What needs to be done
Transcribe the whole listing below without changing a word, but leave out every image.

Exercise material
begin

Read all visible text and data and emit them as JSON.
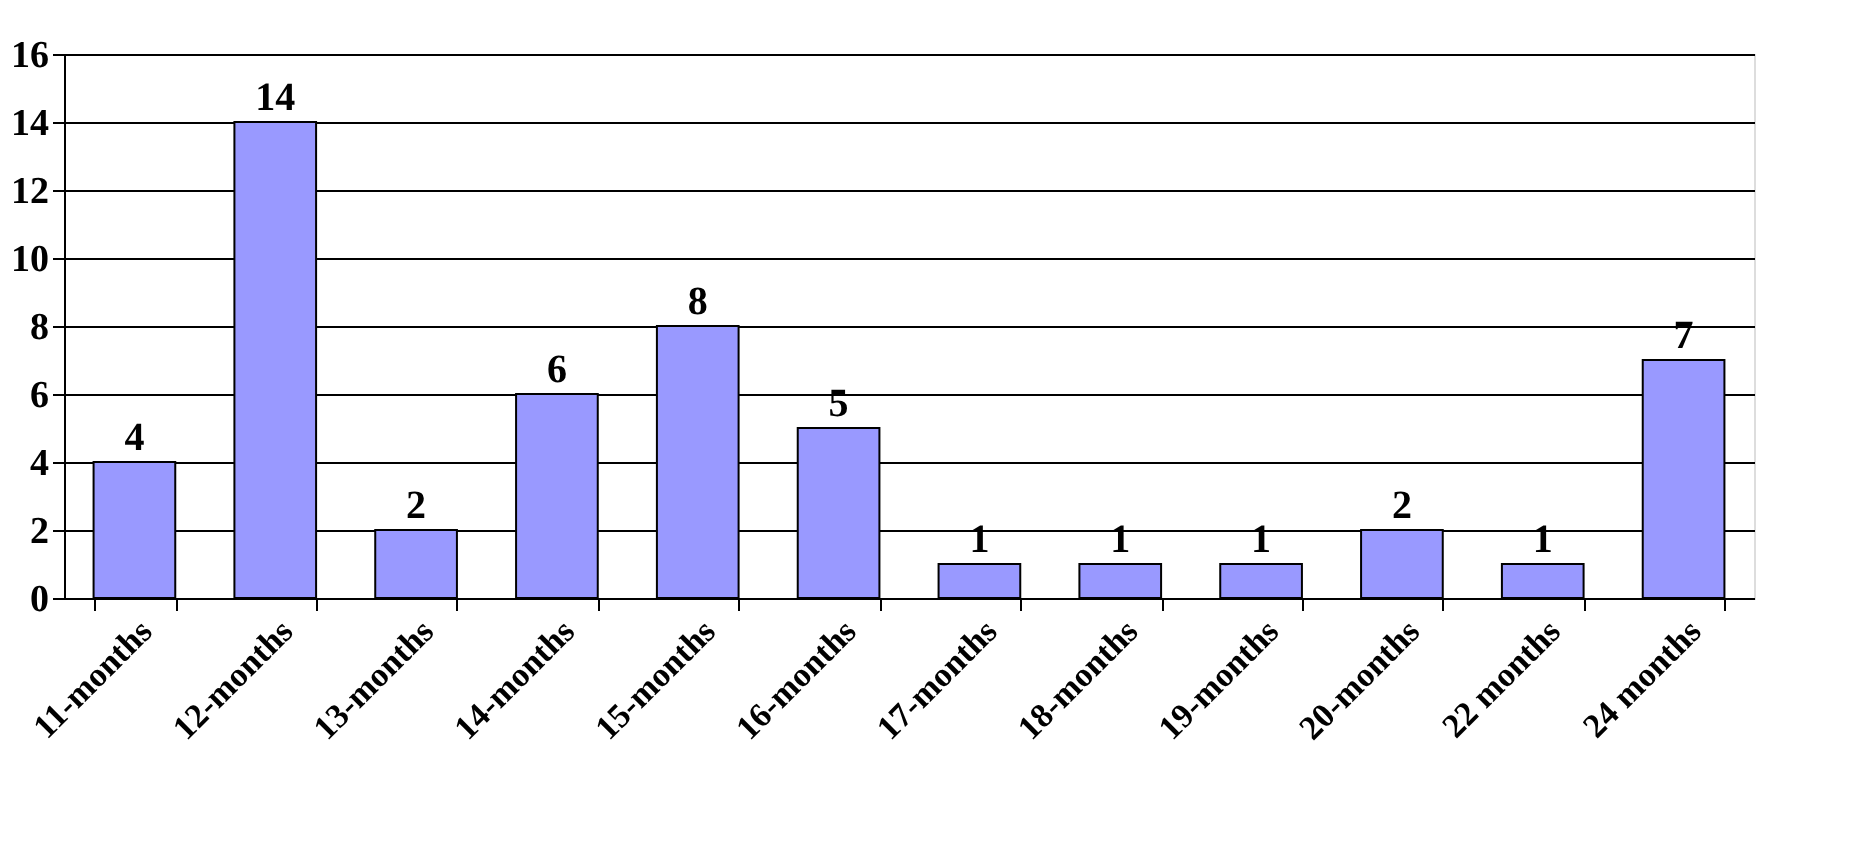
{
  "chart_data": {
    "type": "bar",
    "categories": [
      "11-months",
      "12-months",
      "13-months",
      "14-months",
      "15-months",
      "16-months",
      "17-months",
      "18-months",
      "19-months",
      "20-months",
      "22 months",
      "24 months"
    ],
    "values": [
      4,
      14,
      2,
      6,
      8,
      5,
      1,
      1,
      1,
      2,
      1,
      7
    ],
    "color": "#9999ff",
    "ylim": [
      0,
      16
    ],
    "yticks": [
      0,
      2,
      4,
      6,
      8,
      10,
      12,
      14,
      16
    ],
    "grid": "y",
    "data_labels": true
  }
}
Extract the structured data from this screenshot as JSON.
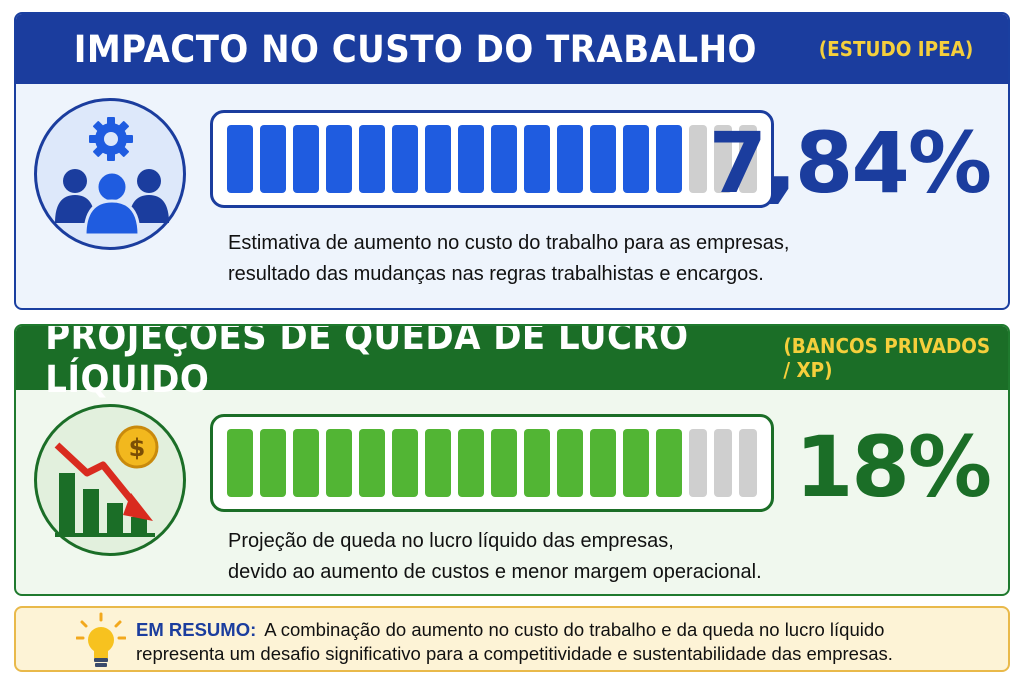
{
  "labor_cost": {
    "title": "IMPACTO NO CUSTO DO TRABALHO",
    "source": "(ESTUDO IPEA)",
    "value": "7,84%",
    "progress_filled_segments": 14,
    "progress_total_segments": 17,
    "description_line1": "Estimativa de aumento no custo do trabalho para as empresas,",
    "description_line2": "resultado das mudanças nas regras trabalhistas e encargos.",
    "icon": "team-gear-icon"
  },
  "profit_drop": {
    "title": "PROJEÇÕES DE QUEDA DE LUCRO LÍQUIDO",
    "source": "(BANCOS PRIVADOS / XP)",
    "value": "18%",
    "progress_filled_segments": 14,
    "progress_total_segments": 17,
    "description_line1": "Projeção de queda no lucro líquido das empresas,",
    "description_line2": "devido ao aumento de custos e menor margem operacional.",
    "icon": "declining-chart-coin-icon"
  },
  "summary": {
    "label": "EM RESUMO:",
    "line1": "A combinação do aumento no custo do trabalho e da queda no lucro líquido",
    "line2": "representa um desafio significativo para a competitividade e sustentabilidade das empresas.",
    "icon": "lightbulb-icon"
  },
  "colors": {
    "blue": "#1b3d9e",
    "bar_blue": "#1f5ce0",
    "green": "#1b6e27",
    "bar_green": "#52b534",
    "accent_yellow": "#f5cf3c",
    "empty_segment": "#cfcfcf"
  }
}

end

Exercise output
Read all visible text and data and emit them as JSON.
{
  "chart_data": {
    "type": "bar",
    "categories": [
      "11-months",
      "12-months",
      "13-months",
      "14-months",
      "15-months",
      "16-months",
      "17-months",
      "18-months",
      "19-months",
      "20-months",
      "22 months",
      "24 months"
    ],
    "values": [
      4,
      14,
      2,
      6,
      8,
      5,
      1,
      1,
      1,
      2,
      1,
      7
    ],
    "color": "#9999ff",
    "ylim": [
      0,
      16
    ],
    "yticks": [
      0,
      2,
      4,
      6,
      8,
      10,
      12,
      14,
      16
    ],
    "grid": "y",
    "data_labels": true
  }
}
Extract the structured data from this screenshot as JSON.
{
  "labor_cost": {
    "title": "IMPACTO NO CUSTO DO TRABALHO",
    "source": "(ESTUDO IPEA)",
    "value": "7,84%",
    "progress_filled_segments": 14,
    "progress_total_segments": 17,
    "description_line1": "Estimativa de aumento no custo do trabalho para as empresas,",
    "description_line2": "resultado das mudanças nas regras trabalhistas e encargos.",
    "icon": "team-gear-icon"
  },
  "profit_drop": {
    "title": "PROJEÇÕES DE QUEDA DE LUCRO LÍQUIDO",
    "source": "(BANCOS PRIVADOS / XP)",
    "value": "18%",
    "progress_filled_segments": 14,
    "progress_total_segments": 17,
    "description_line1": "Projeção de queda no lucro líquido das empresas,",
    "description_line2": "devido ao aumento de custos e menor margem operacional.",
    "icon": "declining-chart-coin-icon"
  },
  "summary": {
    "label": "EM RESUMO:",
    "line1": "A combinação do aumento no custo do trabalho e da queda no lucro líquido",
    "line2": "representa um desafio significativo para a competitividade e sustentabilidade das empresas.",
    "icon": "lightbulb-icon"
  },
  "colors": {
    "blue": "#1b3d9e",
    "bar_blue": "#1f5ce0",
    "green": "#1b6e27",
    "bar_green": "#52b534",
    "accent_yellow": "#f5cf3c",
    "empty_segment": "#cfcfcf"
  }
}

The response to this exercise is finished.